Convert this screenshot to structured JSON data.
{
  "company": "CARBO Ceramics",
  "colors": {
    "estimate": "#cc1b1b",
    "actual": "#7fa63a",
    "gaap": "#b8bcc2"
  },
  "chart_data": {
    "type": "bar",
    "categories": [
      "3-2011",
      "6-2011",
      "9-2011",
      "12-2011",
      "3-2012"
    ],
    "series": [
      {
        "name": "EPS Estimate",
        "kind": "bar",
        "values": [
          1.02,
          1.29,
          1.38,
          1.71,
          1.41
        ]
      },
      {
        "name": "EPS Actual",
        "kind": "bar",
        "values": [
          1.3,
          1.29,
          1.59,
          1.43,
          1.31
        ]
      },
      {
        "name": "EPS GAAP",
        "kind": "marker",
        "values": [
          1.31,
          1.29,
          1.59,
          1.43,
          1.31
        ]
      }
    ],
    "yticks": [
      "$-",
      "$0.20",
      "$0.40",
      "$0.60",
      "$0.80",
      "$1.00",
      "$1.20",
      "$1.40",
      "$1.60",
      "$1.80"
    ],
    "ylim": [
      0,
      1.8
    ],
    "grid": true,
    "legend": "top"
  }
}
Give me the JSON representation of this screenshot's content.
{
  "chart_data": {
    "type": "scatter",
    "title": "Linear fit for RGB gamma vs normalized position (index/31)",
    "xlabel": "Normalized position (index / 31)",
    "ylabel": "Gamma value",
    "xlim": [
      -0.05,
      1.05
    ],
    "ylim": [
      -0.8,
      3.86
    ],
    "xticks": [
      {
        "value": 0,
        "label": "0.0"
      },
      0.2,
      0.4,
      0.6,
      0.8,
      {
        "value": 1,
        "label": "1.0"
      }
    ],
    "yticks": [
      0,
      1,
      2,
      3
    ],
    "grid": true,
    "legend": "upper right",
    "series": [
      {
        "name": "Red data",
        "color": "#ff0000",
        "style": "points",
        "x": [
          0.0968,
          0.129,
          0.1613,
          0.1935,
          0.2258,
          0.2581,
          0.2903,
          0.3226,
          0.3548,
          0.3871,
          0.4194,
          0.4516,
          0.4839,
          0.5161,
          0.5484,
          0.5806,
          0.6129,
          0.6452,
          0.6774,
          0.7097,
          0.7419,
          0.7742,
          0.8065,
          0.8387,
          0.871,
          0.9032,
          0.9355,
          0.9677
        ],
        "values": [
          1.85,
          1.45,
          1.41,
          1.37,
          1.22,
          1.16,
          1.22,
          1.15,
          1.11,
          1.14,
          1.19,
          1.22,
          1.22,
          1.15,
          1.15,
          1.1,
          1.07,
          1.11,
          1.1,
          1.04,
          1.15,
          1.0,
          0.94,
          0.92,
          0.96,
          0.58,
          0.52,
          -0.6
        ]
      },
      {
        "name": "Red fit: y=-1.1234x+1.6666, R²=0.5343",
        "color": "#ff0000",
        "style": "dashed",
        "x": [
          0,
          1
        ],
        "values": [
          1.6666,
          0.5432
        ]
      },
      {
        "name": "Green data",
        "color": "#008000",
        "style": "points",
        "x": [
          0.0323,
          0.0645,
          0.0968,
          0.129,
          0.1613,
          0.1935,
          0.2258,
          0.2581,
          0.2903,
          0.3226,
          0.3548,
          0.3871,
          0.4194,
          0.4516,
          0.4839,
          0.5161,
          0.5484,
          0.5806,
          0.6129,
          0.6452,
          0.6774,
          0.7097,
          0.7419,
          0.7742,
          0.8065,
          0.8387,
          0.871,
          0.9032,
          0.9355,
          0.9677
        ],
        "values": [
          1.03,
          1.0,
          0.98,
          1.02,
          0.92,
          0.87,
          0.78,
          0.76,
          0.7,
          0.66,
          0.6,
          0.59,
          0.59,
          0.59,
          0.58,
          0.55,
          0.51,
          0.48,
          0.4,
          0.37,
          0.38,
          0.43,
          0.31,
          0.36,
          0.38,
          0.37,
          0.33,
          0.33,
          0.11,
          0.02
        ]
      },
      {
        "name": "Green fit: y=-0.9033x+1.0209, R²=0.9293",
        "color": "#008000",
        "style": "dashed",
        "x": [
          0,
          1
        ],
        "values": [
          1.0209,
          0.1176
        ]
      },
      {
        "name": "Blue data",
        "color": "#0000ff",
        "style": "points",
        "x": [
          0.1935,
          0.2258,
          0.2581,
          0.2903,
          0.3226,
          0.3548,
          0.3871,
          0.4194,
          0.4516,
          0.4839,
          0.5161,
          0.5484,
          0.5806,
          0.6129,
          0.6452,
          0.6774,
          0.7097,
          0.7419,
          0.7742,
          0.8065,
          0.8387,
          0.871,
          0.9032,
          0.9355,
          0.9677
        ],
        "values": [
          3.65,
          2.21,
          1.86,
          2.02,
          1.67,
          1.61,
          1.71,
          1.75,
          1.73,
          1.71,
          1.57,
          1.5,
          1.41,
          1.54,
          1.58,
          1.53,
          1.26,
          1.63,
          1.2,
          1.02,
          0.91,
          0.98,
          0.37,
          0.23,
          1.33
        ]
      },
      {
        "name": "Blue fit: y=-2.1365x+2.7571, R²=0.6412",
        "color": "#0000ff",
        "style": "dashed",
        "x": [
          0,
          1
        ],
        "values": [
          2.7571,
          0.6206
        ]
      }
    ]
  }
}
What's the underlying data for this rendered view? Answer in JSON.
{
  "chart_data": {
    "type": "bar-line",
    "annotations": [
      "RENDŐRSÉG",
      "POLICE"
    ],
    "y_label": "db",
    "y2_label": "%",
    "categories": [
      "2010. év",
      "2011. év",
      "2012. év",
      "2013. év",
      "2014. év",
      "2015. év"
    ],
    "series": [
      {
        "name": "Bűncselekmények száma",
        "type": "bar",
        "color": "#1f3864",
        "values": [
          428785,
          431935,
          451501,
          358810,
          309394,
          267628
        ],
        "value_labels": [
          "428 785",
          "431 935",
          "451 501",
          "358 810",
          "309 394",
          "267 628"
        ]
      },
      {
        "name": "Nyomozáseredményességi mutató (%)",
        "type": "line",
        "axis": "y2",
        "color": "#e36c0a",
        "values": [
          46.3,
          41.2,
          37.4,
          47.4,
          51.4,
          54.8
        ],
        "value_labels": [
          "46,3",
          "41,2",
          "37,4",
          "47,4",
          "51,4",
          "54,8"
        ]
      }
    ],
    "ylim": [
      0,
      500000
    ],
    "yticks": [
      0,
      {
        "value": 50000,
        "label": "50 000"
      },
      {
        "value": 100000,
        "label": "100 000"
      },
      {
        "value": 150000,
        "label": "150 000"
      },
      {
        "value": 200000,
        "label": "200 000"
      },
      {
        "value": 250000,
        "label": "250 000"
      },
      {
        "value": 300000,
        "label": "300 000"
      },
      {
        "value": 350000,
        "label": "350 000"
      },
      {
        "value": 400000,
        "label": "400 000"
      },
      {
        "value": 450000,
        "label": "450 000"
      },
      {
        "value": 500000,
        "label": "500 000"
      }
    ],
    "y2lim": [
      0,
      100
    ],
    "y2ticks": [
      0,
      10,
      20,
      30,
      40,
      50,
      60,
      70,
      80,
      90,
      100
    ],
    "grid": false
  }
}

● **Goal**: Please repeat the listing above in full and exactly.

● **Exercise output**:
Convert this screenshot to structured JSON data.
{
  "company": "CARBO Ceramics",
  "colors": {
    "estimate": "#cc1b1b",
    "actual": "#7fa63a",
    "gaap": "#b8bcc2"
  },
  "chart_data": {
    "type": "bar",
    "categories": [
      "3-2011",
      "6-2011",
      "9-2011",
      "12-2011",
      "3-2012"
    ],
    "series": [
      {
        "name": "EPS Estimate",
        "kind": "bar",
        "values": [
          1.02,
          1.29,
          1.38,
          1.71,
          1.41
        ]
      },
      {
        "name": "EPS Actual",
        "kind": "bar",
        "values": [
          1.3,
          1.29,
          1.59,
          1.43,
          1.31
        ]
      },
      {
        "name": "EPS GAAP",
        "kind": "marker",
        "values": [
          1.31,
          1.29,
          1.59,
          1.43,
          1.31
        ]
      }
    ],
    "yticks": [
      "$-",
      "$0.20",
      "$0.40",
      "$0.60",
      "$0.80",
      "$1.00",
      "$1.20",
      "$1.40",
      "$1.60",
      "$1.80"
    ],
    "ylim": [
      0,
      1.8
    ],
    "grid": true,
    "legend": "top"
  }
}
Give me the JSON representation of this screenshot's content.
{
  "chart_data": {
    "type": "scatter",
    "title": "Linear fit for RGB gamma vs normalized position (index/31)",
    "xlabel": "Normalized position (index / 31)",
    "ylabel": "Gamma value",
    "xlim": [
      -0.05,
      1.05
    ],
    "ylim": [
      -0.8,
      3.86
    ],
    "xticks": [
      {
        "value": 0,
        "label": "0.0"
      },
      0.2,
      0.4,
      0.6,
      0.8,
      {
        "value": 1,
        "label": "1.0"
      }
    ],
    "yticks": [
      0,
      1,
      2,
      3
    ],
    "grid": true,
    "legend": "upper right",
    "series": [
      {
        "name": "Red data",
        "color": "#ff0000",
        "style": "points",
        "x": [
          0.0968,
          0.129,
          0.1613,
          0.1935,
          0.2258,
          0.2581,
          0.2903,
          0.3226,
          0.3548,
          0.3871,
          0.4194,
          0.4516,
          0.4839,
          0.5161,
          0.5484,
          0.5806,
          0.6129,
          0.6452,
          0.6774,
          0.7097,
          0.7419,
          0.7742,
          0.8065,
          0.8387,
          0.871,
          0.9032,
          0.9355,
          0.9677
        ],
        "values": [
          1.85,
          1.45,
          1.41,
          1.37,
          1.22,
          1.16,
          1.22,
          1.15,
          1.11,
          1.14,
          1.19,
          1.22,
          1.22,
          1.15,
          1.15,
          1.1,
          1.07,
          1.11,
          1.1,
          1.04,
          1.15,
          1.0,
          0.94,
          0.92,
          0.96,
          0.58,
          0.52,
          -0.6
        ]
      },
      {
        "name": "Red fit: y=-1.1234x+1.6666, R²=0.5343",
        "color": "#ff0000",
        "style": "dashed",
        "x": [
          0,
          1
        ],
        "values": [
          1.6666,
          0.5432
        ]
      },
      {
        "name": "Green data",
        "color": "#008000",
        "style": "points",
        "x": [
          0.0323,
          0.0645,
          0.0968,
          0.129,
          0.1613,
          0.1935,
          0.2258,
          0.2581,
          0.2903,
          0.3226,
          0.3548,
          0.3871,
          0.4194,
          0.4516,
          0.4839,
          0.5161,
          0.5484,
          0.5806,
          0.6129,
          0.6452,
          0.6774,
          0.7097,
          0.7419,
          0.7742,
          0.8065,
          0.8387,
          0.871,
          0.9032,
          0.9355,
          0.9677
        ],
        "values": [
          1.03,
          1.0,
          0.98,
          1.02,
          0.92,
          0.87,
          0.78,
          0.76,
          0.7,
          0.66,
          0.6,
          0.59,
          0.59,
          0.59,
          0.58,
          0.55,
          0.51,
          0.48,
          0.4,
          0.37,
          0.38,
          0.43,
          0.31,
          0.36,
          0.38,
          0.37,
          0.33,
          0.33,
          0.11,
          0.02
        ]
      },
      {
        "name": "Green fit: y=-0.9033x+1.0209, R²=0.9293",
        "color": "#008000",
        "style": "dashed",
        "x": [
          0,
          1
        ],
        "values": [
          1.0209,
          0.1176
        ]
      },
      {
        "name": "Blue data",
        "color": "#0000ff",
        "style": "points",
        "x": [
          0.1935,
          0.2258,
          0.2581,
          0.2903,
          0.3226,
          0.3548,
          0.3871,
          0.4194,
          0.4516,
          0.4839,
          0.5161,
          0.5484,
          0.5806,
          0.6129,
          0.6452,
          0.6774,
          0.7097,
          0.7419,
          0.7742,
          0.8065,
          0.8387,
          0.871,
          0.9032,
          0.9355,
          0.9677
        ],
        "values": [
          3.65,
          2.21,
          1.86,
          2.02,
          1.67,
          1.61,
          1.71,
          1.75,
          1.73,
          1.71,
          1.57,
          1.5,
          1.41,
          1.54,
          1.58,
          1.53,
          1.26,
          1.63,
          1.2,
          1.02,
          0.91,
          0.98,
          0.37,
          0.23,
          1.33
        ]
      },
      {
        "name": "Blue fit: y=-2.1365x+2.7571, R²=0.6412",
        "color": "#0000ff",
        "style": "dashed",
        "x": [
          0,
          1
        ],
        "values": [
          2.7571,
          0.6206
        ]
      }
    ]
  }
}
What's the underlying data for this rendered view? Answer in JSON.
{
  "chart_data": {
    "type": "bar-line",
    "annotations": [
      "RENDŐRSÉG",
      "POLICE"
    ],
    "y_label": "db",
    "y2_label": "%",
    "categories": [
      "2010. év",
      "2011. év",
      "2012. év",
      "2013. év",
      "2014. év",
      "2015. év"
    ],
    "series": [
      {
        "name": "Bűncselekmények száma",
        "type": "bar",
        "color": "#1f3864",
        "values": [
          428785,
          431935,
          451501,
          358810,
          309394,
          267628
        ],
        "value_labels": [
          "428 785",
          "431 935",
          "451 501",
          "358 810",
          "309 394",
          "267 628"
        ]
      },
      {
        "name": "Nyomozáseredményességi mutató (%)",
        "type": "line",
        "axis": "y2",
        "color": "#e36c0a",
        "values": [
          46.3,
          41.2,
          37.4,
          47.4,
          51.4,
          54.8
        ],
        "value_labels": [
          "46,3",
          "41,2",
          "37,4",
          "47,4",
          "51,4",
          "54,8"
        ]
      }
    ],
    "ylim": [
      0,
      500000
    ],
    "yticks": [
      0,
      {
        "value": 50000,
        "label": "50 000"
      },
      {
        "value": 100000,
        "label": "100 000"
      },
      {
        "value": 150000,
        "label": "150 000"
      },
      {
        "value": 200000,
        "label": "200 000"
      },
      {
        "value": 250000,
        "label": "250 000"
      },
      {
        "value": 300000,
        "label": "300 000"
      },
      {
        "value": 350000,
        "label": "350 000"
      },
      {
        "value": 400000,
        "label": "400 000"
      },
      {
        "value": 450000,
        "label": "450 000"
      },
      {
        "value": 500000,
        "label": "500 000"
      }
    ],
    "y2lim": [
      0,
      100
    ],
    "y2ticks": [
      0,
      10,
      20,
      30,
      40,
      50,
      60,
      70,
      80,
      90,
      100
    ],
    "grid": false
  }
}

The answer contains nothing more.